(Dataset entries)
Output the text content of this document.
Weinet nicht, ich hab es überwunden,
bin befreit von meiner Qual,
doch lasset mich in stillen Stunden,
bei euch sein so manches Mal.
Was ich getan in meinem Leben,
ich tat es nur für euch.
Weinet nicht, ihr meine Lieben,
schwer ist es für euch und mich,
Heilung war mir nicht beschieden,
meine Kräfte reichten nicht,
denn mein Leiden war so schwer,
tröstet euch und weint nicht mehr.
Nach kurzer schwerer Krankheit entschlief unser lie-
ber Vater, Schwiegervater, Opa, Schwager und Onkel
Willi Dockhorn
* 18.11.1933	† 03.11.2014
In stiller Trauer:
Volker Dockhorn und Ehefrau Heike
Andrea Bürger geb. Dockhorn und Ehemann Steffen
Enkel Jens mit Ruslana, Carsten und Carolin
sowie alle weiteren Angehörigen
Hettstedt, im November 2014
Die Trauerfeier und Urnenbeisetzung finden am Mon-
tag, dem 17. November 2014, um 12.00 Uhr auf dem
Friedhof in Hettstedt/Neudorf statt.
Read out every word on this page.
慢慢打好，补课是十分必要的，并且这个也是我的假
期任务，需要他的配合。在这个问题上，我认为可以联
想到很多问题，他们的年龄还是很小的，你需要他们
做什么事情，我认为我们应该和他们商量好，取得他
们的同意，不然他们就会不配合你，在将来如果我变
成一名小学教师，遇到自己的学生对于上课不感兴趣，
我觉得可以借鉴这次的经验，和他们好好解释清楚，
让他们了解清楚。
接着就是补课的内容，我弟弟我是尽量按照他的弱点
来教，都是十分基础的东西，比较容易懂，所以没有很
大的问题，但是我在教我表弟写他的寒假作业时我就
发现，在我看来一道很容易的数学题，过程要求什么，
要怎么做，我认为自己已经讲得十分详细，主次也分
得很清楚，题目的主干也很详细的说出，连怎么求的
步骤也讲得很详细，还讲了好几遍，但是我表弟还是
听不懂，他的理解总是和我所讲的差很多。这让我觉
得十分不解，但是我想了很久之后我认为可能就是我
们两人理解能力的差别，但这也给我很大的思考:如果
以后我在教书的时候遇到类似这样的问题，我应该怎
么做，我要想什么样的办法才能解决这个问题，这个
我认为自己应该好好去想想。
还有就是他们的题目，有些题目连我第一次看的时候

* _WHAT YOU HAVE TO DO_
Reproduce the full listing exactly.

* _ANSWER TO THE TASK_
Output the text content of this document.
Weinet nicht, ich hab es überwunden,
bin befreit von meiner Qual,
doch lasset mich in stillen Stunden,
bei euch sein so manches Mal.
Was ich getan in meinem Leben,
ich tat es nur für euch.
Weinet nicht, ihr meine Lieben,
schwer ist es für euch und mich,
Heilung war mir nicht beschieden,
meine Kräfte reichten nicht,
denn mein Leiden war so schwer,
tröstet euch und weint nicht mehr.
Nach kurzer schwerer Krankheit entschlief unser lie-
ber Vater, Schwiegervater, Opa, Schwager und Onkel
Willi Dockhorn
* 18.11.1933	† 03.11.2014
In stiller Trauer:
Volker Dockhorn und Ehefrau Heike
Andrea Bürger geb. Dockhorn und Ehemann Steffen
Enkel Jens mit Ruslana, Carsten und Carolin
sowie alle weiteren Angehörigen
Hettstedt, im November 2014
Die Trauerfeier und Urnenbeisetzung finden am Mon-
tag, dem 17. November 2014, um 12.00 Uhr auf dem
Friedhof in Hettstedt/Neudorf statt.
Read out every word on this page.
慢慢打好，补课是十分必要的，并且这个也是我的假
期任务，需要他的配合。在这个问题上，我认为可以联
想到很多问题，他们的年龄还是很小的，你需要他们
做什么事情，我认为我们应该和他们商量好，取得他
们的同意，不然他们就会不配合你，在将来如果我变
成一名小学教师，遇到自己的学生对于上课不感兴趣，
我觉得可以借鉴这次的经验，和他们好好解释清楚，
让他们了解清楚。
接着就是补课的内容，我弟弟我是尽量按照他的弱点
来教，都是十分基础的东西，比较容易懂，所以没有很
大的问题，但是我在教我表弟写他的寒假作业时我就
发现，在我看来一道很容易的数学题，过程要求什么，
要怎么做，我认为自己已经讲得十分详细，主次也分
得很清楚，题目的主干也很详细的说出，连怎么求的
步骤也讲得很详细，还讲了好几遍，但是我表弟还是
听不懂，他的理解总是和我所讲的差很多。这让我觉
得十分不解，但是我想了很久之后我认为可能就是我
们两人理解能力的差别，但这也给我很大的思考:如果
以后我在教书的时候遇到类似这样的问题，我应该怎
么做，我要想什么样的办法才能解决这个问题，这个
我认为自己应该好好去想想。
还有就是他们的题目，有些题目连我第一次看的时候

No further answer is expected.